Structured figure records
━━━━━━
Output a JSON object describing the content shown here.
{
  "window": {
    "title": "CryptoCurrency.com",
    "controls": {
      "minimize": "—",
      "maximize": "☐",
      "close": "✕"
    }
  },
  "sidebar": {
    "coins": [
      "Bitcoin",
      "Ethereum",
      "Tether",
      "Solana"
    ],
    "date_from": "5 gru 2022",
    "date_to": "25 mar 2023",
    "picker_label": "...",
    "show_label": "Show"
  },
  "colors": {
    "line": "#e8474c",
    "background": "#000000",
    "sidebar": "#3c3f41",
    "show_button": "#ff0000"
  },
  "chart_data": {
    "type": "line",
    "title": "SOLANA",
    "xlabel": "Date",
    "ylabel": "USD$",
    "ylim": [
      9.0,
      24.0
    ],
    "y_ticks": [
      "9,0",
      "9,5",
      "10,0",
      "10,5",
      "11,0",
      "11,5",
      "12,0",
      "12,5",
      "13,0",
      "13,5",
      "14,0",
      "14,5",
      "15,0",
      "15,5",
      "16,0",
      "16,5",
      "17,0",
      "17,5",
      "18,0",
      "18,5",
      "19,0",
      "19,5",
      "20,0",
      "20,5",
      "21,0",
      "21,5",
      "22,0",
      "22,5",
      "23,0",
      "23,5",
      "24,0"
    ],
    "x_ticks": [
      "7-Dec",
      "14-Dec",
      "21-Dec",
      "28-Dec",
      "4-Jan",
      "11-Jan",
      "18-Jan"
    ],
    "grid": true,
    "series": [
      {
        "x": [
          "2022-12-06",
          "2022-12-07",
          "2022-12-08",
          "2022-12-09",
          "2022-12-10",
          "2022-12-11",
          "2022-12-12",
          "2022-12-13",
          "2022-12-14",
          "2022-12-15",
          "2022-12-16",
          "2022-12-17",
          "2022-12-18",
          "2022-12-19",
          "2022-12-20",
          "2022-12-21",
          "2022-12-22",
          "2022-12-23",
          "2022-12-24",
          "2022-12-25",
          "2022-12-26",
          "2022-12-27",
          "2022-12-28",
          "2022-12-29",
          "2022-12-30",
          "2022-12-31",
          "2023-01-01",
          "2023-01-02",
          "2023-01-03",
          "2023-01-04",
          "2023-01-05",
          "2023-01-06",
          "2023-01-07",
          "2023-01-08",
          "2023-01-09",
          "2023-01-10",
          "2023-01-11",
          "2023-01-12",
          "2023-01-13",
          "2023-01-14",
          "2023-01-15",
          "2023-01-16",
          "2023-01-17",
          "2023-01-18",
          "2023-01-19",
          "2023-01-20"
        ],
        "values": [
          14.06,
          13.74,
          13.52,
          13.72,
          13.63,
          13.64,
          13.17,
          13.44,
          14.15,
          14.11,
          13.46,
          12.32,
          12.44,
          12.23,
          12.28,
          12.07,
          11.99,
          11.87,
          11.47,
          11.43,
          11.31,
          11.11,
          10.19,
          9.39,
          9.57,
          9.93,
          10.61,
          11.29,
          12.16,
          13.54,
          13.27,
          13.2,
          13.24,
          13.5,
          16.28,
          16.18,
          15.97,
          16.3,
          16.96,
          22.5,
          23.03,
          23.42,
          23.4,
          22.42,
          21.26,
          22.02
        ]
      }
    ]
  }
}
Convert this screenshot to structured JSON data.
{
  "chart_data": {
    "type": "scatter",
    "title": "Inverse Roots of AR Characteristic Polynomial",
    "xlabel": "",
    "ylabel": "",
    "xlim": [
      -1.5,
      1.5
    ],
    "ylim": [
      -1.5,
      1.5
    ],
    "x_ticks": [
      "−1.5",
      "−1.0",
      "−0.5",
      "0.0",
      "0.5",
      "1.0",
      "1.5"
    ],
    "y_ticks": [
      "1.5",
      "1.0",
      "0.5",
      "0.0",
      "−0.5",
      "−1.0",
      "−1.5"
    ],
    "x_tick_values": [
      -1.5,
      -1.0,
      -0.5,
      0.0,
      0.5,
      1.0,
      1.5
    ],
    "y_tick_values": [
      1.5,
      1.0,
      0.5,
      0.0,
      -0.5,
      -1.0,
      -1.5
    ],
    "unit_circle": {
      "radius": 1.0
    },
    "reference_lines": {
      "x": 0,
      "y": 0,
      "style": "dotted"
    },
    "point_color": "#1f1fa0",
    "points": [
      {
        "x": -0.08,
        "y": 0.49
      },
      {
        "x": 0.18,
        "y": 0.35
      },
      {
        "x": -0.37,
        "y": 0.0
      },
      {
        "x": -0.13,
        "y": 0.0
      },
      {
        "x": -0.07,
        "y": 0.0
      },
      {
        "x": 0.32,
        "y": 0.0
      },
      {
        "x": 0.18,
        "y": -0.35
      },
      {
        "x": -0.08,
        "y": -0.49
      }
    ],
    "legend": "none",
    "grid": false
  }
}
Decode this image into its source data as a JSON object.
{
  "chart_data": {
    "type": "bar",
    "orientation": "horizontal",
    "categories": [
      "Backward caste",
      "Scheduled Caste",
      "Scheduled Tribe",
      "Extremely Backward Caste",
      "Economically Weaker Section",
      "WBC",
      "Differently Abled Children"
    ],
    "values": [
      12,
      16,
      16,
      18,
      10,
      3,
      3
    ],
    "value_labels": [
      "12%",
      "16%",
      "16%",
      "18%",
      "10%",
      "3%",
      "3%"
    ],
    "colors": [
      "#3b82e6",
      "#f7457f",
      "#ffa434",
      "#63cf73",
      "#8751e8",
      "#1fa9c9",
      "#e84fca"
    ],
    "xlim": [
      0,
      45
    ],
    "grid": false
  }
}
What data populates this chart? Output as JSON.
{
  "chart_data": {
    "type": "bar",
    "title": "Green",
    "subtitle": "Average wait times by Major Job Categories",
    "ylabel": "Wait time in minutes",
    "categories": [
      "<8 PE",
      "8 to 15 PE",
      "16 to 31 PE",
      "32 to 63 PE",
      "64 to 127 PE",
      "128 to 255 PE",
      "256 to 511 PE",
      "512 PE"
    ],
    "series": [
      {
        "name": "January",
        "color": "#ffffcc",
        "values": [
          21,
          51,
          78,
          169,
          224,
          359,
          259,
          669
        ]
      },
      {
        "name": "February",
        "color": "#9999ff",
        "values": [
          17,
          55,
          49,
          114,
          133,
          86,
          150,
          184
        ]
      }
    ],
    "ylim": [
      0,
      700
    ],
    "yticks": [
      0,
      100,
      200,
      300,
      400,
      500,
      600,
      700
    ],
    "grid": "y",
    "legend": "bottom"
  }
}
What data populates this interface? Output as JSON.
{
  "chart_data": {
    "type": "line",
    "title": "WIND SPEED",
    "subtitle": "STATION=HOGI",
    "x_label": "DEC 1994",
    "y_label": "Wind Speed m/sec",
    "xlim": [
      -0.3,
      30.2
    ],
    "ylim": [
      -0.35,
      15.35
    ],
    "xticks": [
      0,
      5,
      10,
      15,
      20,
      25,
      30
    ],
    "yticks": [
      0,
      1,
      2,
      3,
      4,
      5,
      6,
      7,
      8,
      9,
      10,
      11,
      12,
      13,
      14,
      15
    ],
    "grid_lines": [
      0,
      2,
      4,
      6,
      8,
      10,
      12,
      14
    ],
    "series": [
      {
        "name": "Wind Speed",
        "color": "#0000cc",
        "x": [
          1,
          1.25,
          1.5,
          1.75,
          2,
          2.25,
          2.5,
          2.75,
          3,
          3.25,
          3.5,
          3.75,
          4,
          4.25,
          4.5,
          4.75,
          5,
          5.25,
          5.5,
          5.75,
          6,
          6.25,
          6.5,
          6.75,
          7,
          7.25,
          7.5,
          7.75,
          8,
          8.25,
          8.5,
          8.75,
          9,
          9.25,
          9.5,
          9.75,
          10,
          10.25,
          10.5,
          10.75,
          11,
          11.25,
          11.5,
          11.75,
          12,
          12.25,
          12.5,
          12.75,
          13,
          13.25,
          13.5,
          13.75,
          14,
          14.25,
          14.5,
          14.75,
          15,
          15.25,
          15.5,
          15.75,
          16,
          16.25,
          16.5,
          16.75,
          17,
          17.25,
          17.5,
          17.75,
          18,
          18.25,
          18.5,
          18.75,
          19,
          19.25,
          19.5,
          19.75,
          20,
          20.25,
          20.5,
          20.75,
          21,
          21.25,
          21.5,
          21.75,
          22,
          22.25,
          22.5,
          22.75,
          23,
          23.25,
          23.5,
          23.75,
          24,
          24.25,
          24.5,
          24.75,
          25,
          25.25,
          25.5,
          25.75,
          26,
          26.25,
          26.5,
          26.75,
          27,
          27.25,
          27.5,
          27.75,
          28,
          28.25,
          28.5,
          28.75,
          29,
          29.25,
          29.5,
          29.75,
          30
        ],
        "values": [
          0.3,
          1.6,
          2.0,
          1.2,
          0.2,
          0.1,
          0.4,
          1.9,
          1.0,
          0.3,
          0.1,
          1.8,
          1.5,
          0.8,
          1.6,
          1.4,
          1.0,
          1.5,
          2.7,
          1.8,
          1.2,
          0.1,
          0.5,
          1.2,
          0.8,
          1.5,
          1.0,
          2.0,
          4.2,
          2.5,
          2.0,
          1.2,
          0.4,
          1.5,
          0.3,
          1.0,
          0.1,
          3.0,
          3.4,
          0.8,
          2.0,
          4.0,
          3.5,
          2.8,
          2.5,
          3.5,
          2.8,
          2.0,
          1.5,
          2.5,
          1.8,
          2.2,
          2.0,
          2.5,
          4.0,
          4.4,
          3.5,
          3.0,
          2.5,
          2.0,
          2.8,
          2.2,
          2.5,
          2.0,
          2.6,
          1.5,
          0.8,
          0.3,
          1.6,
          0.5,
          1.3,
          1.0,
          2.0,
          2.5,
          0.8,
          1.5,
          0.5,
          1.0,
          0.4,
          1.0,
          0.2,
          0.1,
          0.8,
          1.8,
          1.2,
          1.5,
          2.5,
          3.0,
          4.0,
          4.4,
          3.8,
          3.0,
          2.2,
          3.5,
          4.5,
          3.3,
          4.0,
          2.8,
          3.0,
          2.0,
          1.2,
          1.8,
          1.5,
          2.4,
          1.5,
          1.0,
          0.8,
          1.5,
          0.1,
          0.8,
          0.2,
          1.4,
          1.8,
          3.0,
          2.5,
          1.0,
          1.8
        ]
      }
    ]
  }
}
━━━━━━
# [WHAT YOU NEED TO DO]
Every line in the data above that contains "Output" needs to be copied.

# [FINAL ANSWER]
Output a JSON object describing the content shown here.
What data populates this chart? Output as JSON.
What data populates this interface? Output as JSON.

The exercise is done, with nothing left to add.